Problem: Reproduce all lines of the listing below in which the word "solid" occurs.

▬▬▬▬▬▬

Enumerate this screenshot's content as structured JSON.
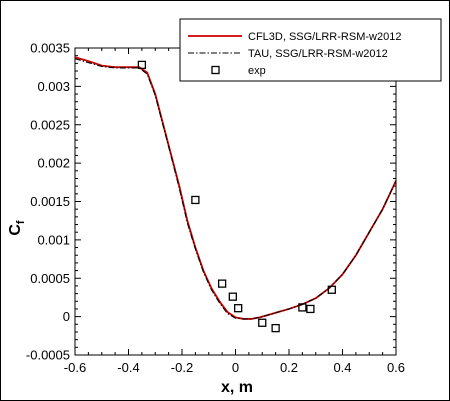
{
  "chart_data": {
    "type": "line",
    "xlabel": "x, m",
    "ylabel_main": "C",
    "ylabel_sub": "f",
    "xlim": [
      -0.6,
      0.6
    ],
    "ylim": [
      -0.0005,
      0.0035
    ],
    "x_ticks": [
      -0.6,
      -0.4,
      -0.2,
      0,
      0.2,
      0.4,
      0.6
    ],
    "x_tick_labels": [
      "-0.6",
      "-0.4",
      "-0.2",
      "0",
      "0.2",
      "0.4",
      "0.6"
    ],
    "y_ticks": [
      -0.0005,
      0,
      0.0005,
      0.001,
      0.0015,
      0.002,
      0.0025,
      0.003,
      0.0035
    ],
    "y_tick_labels": [
      "-0.0005",
      "0",
      "0.0005",
      "0.001",
      "0.0015",
      "0.002",
      "0.0025",
      "0.003",
      "0.0035"
    ],
    "grid": false,
    "legend_position": "top-right",
    "series": [
      {
        "name": "CFL3D, SSG/LRR-RSM-w2012",
        "style": "solid",
        "color": "#cc0000",
        "points": [
          [
            -0.6,
            0.00338
          ],
          [
            -0.55,
            0.00333
          ],
          [
            -0.5,
            0.00327
          ],
          [
            -0.45,
            0.00325
          ],
          [
            -0.4,
            0.00325
          ],
          [
            -0.36,
            0.00325
          ],
          [
            -0.33,
            0.00318
          ],
          [
            -0.3,
            0.0029
          ],
          [
            -0.27,
            0.0025
          ],
          [
            -0.24,
            0.0021
          ],
          [
            -0.21,
            0.0017
          ],
          [
            -0.18,
            0.00125
          ],
          [
            -0.15,
            0.0009
          ],
          [
            -0.12,
            0.0006
          ],
          [
            -0.09,
            0.00037
          ],
          [
            -0.06,
            0.0002
          ],
          [
            -0.03,
            6e-05
          ],
          [
            0,
            -1e-05
          ],
          [
            0.03,
            -3e-05
          ],
          [
            0.06,
            -3e-05
          ],
          [
            0.09,
            -1e-05
          ],
          [
            0.12,
            2e-05
          ],
          [
            0.16,
            6e-05
          ],
          [
            0.2,
            0.0001
          ],
          [
            0.25,
            0.00016
          ],
          [
            0.3,
            0.00024
          ],
          [
            0.35,
            0.00037
          ],
          [
            0.4,
            0.00055
          ],
          [
            0.45,
            0.0008
          ],
          [
            0.5,
            0.0011
          ],
          [
            0.55,
            0.0014
          ],
          [
            0.6,
            0.00177
          ]
        ]
      },
      {
        "name": "TAU, SSG/LRR-RSM-w2012",
        "style": "dash-dot",
        "color": "#000000",
        "points": [
          [
            -0.6,
            0.00336
          ],
          [
            -0.55,
            0.00331
          ],
          [
            -0.5,
            0.00326
          ],
          [
            -0.45,
            0.00324
          ],
          [
            -0.4,
            0.00324
          ],
          [
            -0.36,
            0.00324
          ],
          [
            -0.33,
            0.00316
          ],
          [
            -0.3,
            0.00288
          ],
          [
            -0.27,
            0.00248
          ],
          [
            -0.24,
            0.00208
          ],
          [
            -0.21,
            0.00167
          ],
          [
            -0.18,
            0.00122
          ],
          [
            -0.15,
            0.00088
          ],
          [
            -0.12,
            0.00058
          ],
          [
            -0.09,
            0.00035
          ],
          [
            -0.06,
            0.00018
          ],
          [
            -0.03,
            4e-05
          ],
          [
            0,
            -2e-05
          ],
          [
            0.03,
            -3e-05
          ],
          [
            0.06,
            -3e-05
          ],
          [
            0.09,
            -1e-05
          ],
          [
            0.12,
            2e-05
          ],
          [
            0.16,
            6e-05
          ],
          [
            0.2,
            0.0001
          ],
          [
            0.25,
            0.00016
          ],
          [
            0.3,
            0.00024
          ],
          [
            0.35,
            0.00037
          ],
          [
            0.4,
            0.00055
          ],
          [
            0.45,
            0.0008
          ],
          [
            0.5,
            0.0011
          ],
          [
            0.55,
            0.0014
          ],
          [
            0.6,
            0.00177
          ]
        ]
      },
      {
        "name": "exp",
        "style": "marker-square",
        "color": "#000000",
        "points": [
          [
            -0.35,
            0.00328
          ],
          [
            -0.15,
            0.00152
          ],
          [
            -0.05,
            0.00043
          ],
          [
            -0.01,
            0.00026
          ],
          [
            0.01,
            0.00011
          ],
          [
            0.1,
            -8e-05
          ],
          [
            0.15,
            -0.00015
          ],
          [
            0.25,
            0.00012
          ],
          [
            0.28,
            0.0001
          ],
          [
            0.36,
            0.00035
          ]
        ]
      }
    ]
  }
}
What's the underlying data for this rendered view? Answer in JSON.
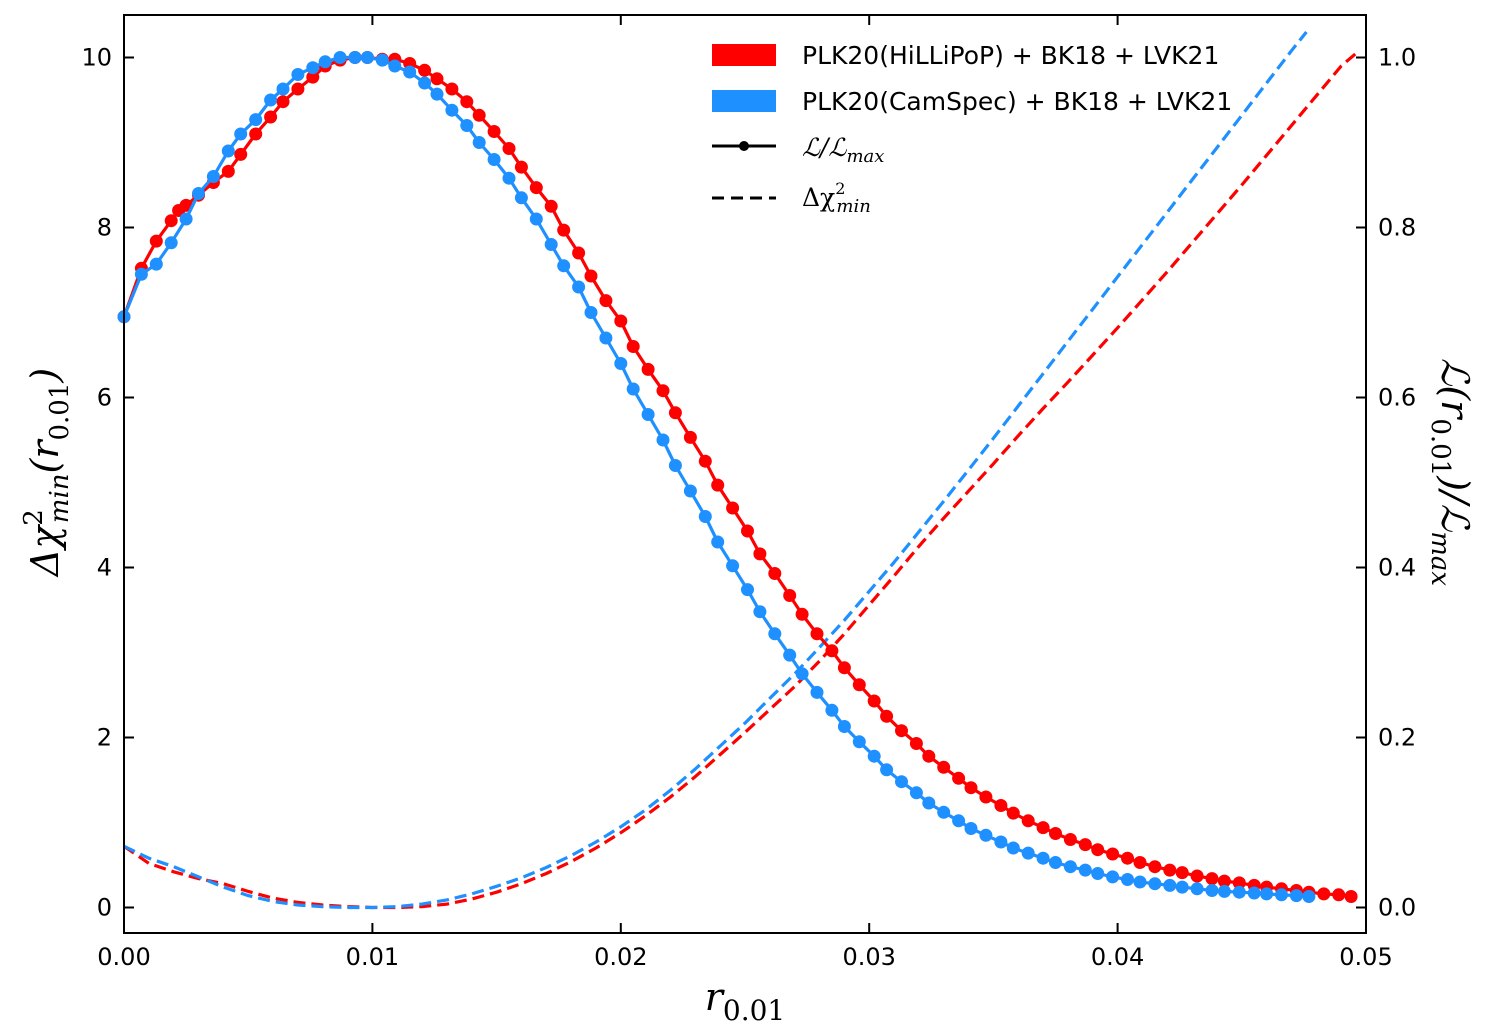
{
  "chart_data": {
    "type": "line",
    "xlabel_main": "r",
    "xlabel_sub": "0.01",
    "ylabel_left_main": "Δχ",
    "ylabel_left_sup": "2",
    "ylabel_left_sub": "min",
    "ylabel_left_arg": "(r",
    "ylabel_left_arg_sub": "0.01",
    "ylabel_left_close": ")",
    "ylabel_right_main": "ℒ(r",
    "ylabel_right_sub": "0.01",
    "ylabel_right_mid": ")/ℒ",
    "ylabel_right_sub2": "max",
    "xlim": [
      0.0,
      0.05
    ],
    "ylim_left": [
      -0.3,
      10.5
    ],
    "ylim_right": [
      -0.03,
      1.05
    ],
    "x_ticks": [
      0.0,
      0.01,
      0.02,
      0.03,
      0.04,
      0.05
    ],
    "x_tick_labels": [
      "0.00",
      "0.01",
      "0.02",
      "0.03",
      "0.04",
      "0.05"
    ],
    "y_left_ticks": [
      0,
      2,
      4,
      6,
      8,
      10
    ],
    "y_left_tick_labels": [
      "0",
      "2",
      "4",
      "6",
      "8",
      "10"
    ],
    "y_right_ticks": [
      0.0,
      0.2,
      0.4,
      0.6,
      0.8,
      1.0
    ],
    "y_right_tick_labels": [
      "0.0",
      "0.2",
      "0.4",
      "0.6",
      "0.8",
      "1.0"
    ],
    "legend": {
      "position": "top-right",
      "entries": [
        {
          "label": "PLK20(HiLLiPoP) + BK18 + LVK21",
          "style": "patch",
          "color": "#ff0000"
        },
        {
          "label": "PLK20(CamSpec) + BK18 + LVK21",
          "style": "patch",
          "color": "#1e90ff"
        },
        {
          "label_main": "ℒ/ℒ",
          "label_sub": "max",
          "style": "solid-marker",
          "color": "#000000"
        },
        {
          "label_main": "Δχ",
          "label_sup": "2",
          "label_sub": "min",
          "style": "dashed",
          "color": "#000000"
        }
      ]
    },
    "series": [
      {
        "name": "PLK20(HiLLiPoP) + BK18 + LVK21 likelihood",
        "axis": "right",
        "style": "solid-marker",
        "color": "#ff0000",
        "x": [
          0.0,
          0.0007,
          0.0013,
          0.0019,
          0.0022,
          0.0025,
          0.003,
          0.0036,
          0.0042,
          0.0047,
          0.0053,
          0.0059,
          0.0064,
          0.007,
          0.0076,
          0.0081,
          0.0087,
          0.0093,
          0.0098,
          0.0104,
          0.0109,
          0.0115,
          0.0121,
          0.0126,
          0.0132,
          0.0138,
          0.0143,
          0.0149,
          0.0155,
          0.016,
          0.0166,
          0.0172,
          0.0177,
          0.0183,
          0.0188,
          0.0194,
          0.02,
          0.0205,
          0.0211,
          0.0217,
          0.0222,
          0.0228,
          0.0234,
          0.0239,
          0.0245,
          0.0251,
          0.0256,
          0.0262,
          0.0268,
          0.0273,
          0.0279,
          0.0285,
          0.029,
          0.0296,
          0.0302,
          0.0307,
          0.0313,
          0.0319,
          0.0324,
          0.033,
          0.0336,
          0.0341,
          0.0347,
          0.0353,
          0.0358,
          0.0364,
          0.037,
          0.0375,
          0.0381,
          0.0387,
          0.0392,
          0.0398,
          0.0404,
          0.0409,
          0.0415,
          0.0421,
          0.0426,
          0.0432,
          0.0438,
          0.0443,
          0.0449,
          0.0455,
          0.046,
          0.0466,
          0.0472,
          0.0477,
          0.0483,
          0.0489,
          0.0494
        ],
        "values": [
          0.695,
          0.752,
          0.784,
          0.808,
          0.82,
          0.826,
          0.838,
          0.853,
          0.866,
          0.886,
          0.91,
          0.93,
          0.948,
          0.963,
          0.977,
          0.99,
          0.997,
          1.0,
          1.0,
          0.998,
          0.998,
          0.993,
          0.985,
          0.975,
          0.963,
          0.948,
          0.932,
          0.913,
          0.893,
          0.871,
          0.847,
          0.825,
          0.797,
          0.77,
          0.743,
          0.714,
          0.69,
          0.66,
          0.633,
          0.608,
          0.582,
          0.553,
          0.525,
          0.497,
          0.47,
          0.443,
          0.416,
          0.393,
          0.367,
          0.345,
          0.322,
          0.302,
          0.282,
          0.262,
          0.243,
          0.225,
          0.208,
          0.193,
          0.178,
          0.165,
          0.152,
          0.141,
          0.13,
          0.12,
          0.111,
          0.102,
          0.094,
          0.087,
          0.08,
          0.074,
          0.068,
          0.063,
          0.058,
          0.053,
          0.048,
          0.044,
          0.041,
          0.037,
          0.034,
          0.031,
          0.029,
          0.026,
          0.024,
          0.022,
          0.02,
          0.018,
          0.016,
          0.015,
          0.013
        ]
      },
      {
        "name": "PLK20(CamSpec) + BK18 + LVK21 likelihood",
        "axis": "right",
        "style": "solid-marker",
        "color": "#1e90ff",
        "x": [
          0.0,
          0.0007,
          0.0013,
          0.0019,
          0.0025,
          0.003,
          0.0036,
          0.0042,
          0.0047,
          0.0053,
          0.0059,
          0.0064,
          0.007,
          0.0076,
          0.0081,
          0.0087,
          0.0093,
          0.0098,
          0.0104,
          0.0109,
          0.0115,
          0.0121,
          0.0126,
          0.0132,
          0.0138,
          0.0143,
          0.0149,
          0.0155,
          0.016,
          0.0166,
          0.0172,
          0.0177,
          0.0183,
          0.0188,
          0.0194,
          0.02,
          0.0205,
          0.0211,
          0.0217,
          0.0222,
          0.0228,
          0.0234,
          0.0239,
          0.0245,
          0.0251,
          0.0256,
          0.0262,
          0.0268,
          0.0273,
          0.0279,
          0.0285,
          0.029,
          0.0296,
          0.0302,
          0.0307,
          0.0313,
          0.0319,
          0.0324,
          0.033,
          0.0336,
          0.0341,
          0.0347,
          0.0353,
          0.0358,
          0.0364,
          0.037,
          0.0375,
          0.0381,
          0.0387,
          0.0392,
          0.0398,
          0.0404,
          0.0409,
          0.0415,
          0.0421,
          0.0426,
          0.0432,
          0.0438,
          0.0443,
          0.0449,
          0.0455,
          0.046,
          0.0466,
          0.0472,
          0.0477
        ],
        "values": [
          0.695,
          0.745,
          0.757,
          0.782,
          0.81,
          0.84,
          0.86,
          0.89,
          0.91,
          0.927,
          0.95,
          0.963,
          0.98,
          0.988,
          0.995,
          1.0,
          1.0,
          1.0,
          0.997,
          0.99,
          0.983,
          0.97,
          0.957,
          0.938,
          0.92,
          0.9,
          0.88,
          0.858,
          0.835,
          0.81,
          0.78,
          0.755,
          0.73,
          0.7,
          0.67,
          0.64,
          0.61,
          0.58,
          0.55,
          0.52,
          0.49,
          0.46,
          0.43,
          0.402,
          0.374,
          0.348,
          0.322,
          0.297,
          0.275,
          0.253,
          0.232,
          0.213,
          0.195,
          0.178,
          0.162,
          0.148,
          0.135,
          0.123,
          0.112,
          0.102,
          0.093,
          0.085,
          0.077,
          0.07,
          0.064,
          0.058,
          0.053,
          0.048,
          0.044,
          0.04,
          0.036,
          0.033,
          0.03,
          0.028,
          0.026,
          0.024,
          0.022,
          0.02,
          0.019,
          0.018,
          0.017,
          0.016,
          0.015,
          0.014,
          0.013
        ]
      },
      {
        "name": "PLK20(HiLLiPoP) + BK18 + LVK21 Δχ²",
        "axis": "left",
        "style": "dashed",
        "color": "#ff0000",
        "x": [
          0.0,
          0.001,
          0.002,
          0.003,
          0.004,
          0.005,
          0.006,
          0.007,
          0.008,
          0.009,
          0.01,
          0.011,
          0.012,
          0.013,
          0.014,
          0.015,
          0.016,
          0.017,
          0.018,
          0.019,
          0.02,
          0.021,
          0.022,
          0.023,
          0.024,
          0.025,
          0.026,
          0.027,
          0.028,
          0.029,
          0.03,
          0.031,
          0.032,
          0.033,
          0.034,
          0.035,
          0.036,
          0.037,
          0.038,
          0.039,
          0.04,
          0.041,
          0.042,
          0.043,
          0.044,
          0.045,
          0.046,
          0.047,
          0.048,
          0.049,
          0.0496
        ],
        "values": [
          0.72,
          0.52,
          0.42,
          0.34,
          0.28,
          0.19,
          0.11,
          0.06,
          0.03,
          0.01,
          0.0,
          0.0,
          0.01,
          0.04,
          0.1,
          0.18,
          0.28,
          0.4,
          0.54,
          0.7,
          0.88,
          1.08,
          1.3,
          1.54,
          1.8,
          2.06,
          2.33,
          2.6,
          2.9,
          3.22,
          3.56,
          3.9,
          4.25,
          4.58,
          4.9,
          5.22,
          5.55,
          5.87,
          6.18,
          6.5,
          6.82,
          7.15,
          7.48,
          7.82,
          8.16,
          8.5,
          8.85,
          9.2,
          9.55,
          9.9,
          10.05
        ]
      },
      {
        "name": "PLK20(CamSpec) + BK18 + LVK21 Δχ²",
        "axis": "left",
        "style": "dashed",
        "color": "#1e90ff",
        "x": [
          0.0,
          0.001,
          0.002,
          0.003,
          0.004,
          0.005,
          0.006,
          0.007,
          0.008,
          0.009,
          0.01,
          0.011,
          0.012,
          0.013,
          0.014,
          0.015,
          0.016,
          0.017,
          0.018,
          0.019,
          0.02,
          0.021,
          0.022,
          0.023,
          0.024,
          0.025,
          0.026,
          0.027,
          0.028,
          0.029,
          0.03,
          0.031,
          0.032,
          0.033,
          0.034,
          0.035,
          0.036,
          0.037,
          0.038,
          0.039,
          0.04,
          0.041,
          0.042,
          0.043,
          0.044,
          0.045,
          0.046,
          0.047,
          0.0476
        ],
        "values": [
          0.72,
          0.58,
          0.48,
          0.36,
          0.24,
          0.14,
          0.07,
          0.03,
          0.01,
          0.0,
          0.0,
          0.01,
          0.04,
          0.09,
          0.16,
          0.25,
          0.35,
          0.47,
          0.61,
          0.77,
          0.95,
          1.15,
          1.38,
          1.63,
          1.9,
          2.17,
          2.46,
          2.75,
          3.06,
          3.38,
          3.72,
          4.06,
          4.42,
          4.78,
          5.15,
          5.52,
          5.9,
          6.28,
          6.66,
          7.04,
          7.42,
          7.8,
          8.18,
          8.56,
          8.94,
          9.32,
          9.7,
          10.08,
          10.3
        ]
      }
    ]
  }
}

▬▬▬▬▬▬

Task answer:
        "style": "solid",
          "style": "solid-marker",
        "style": "solid-marker",
        "style": "solid-marker",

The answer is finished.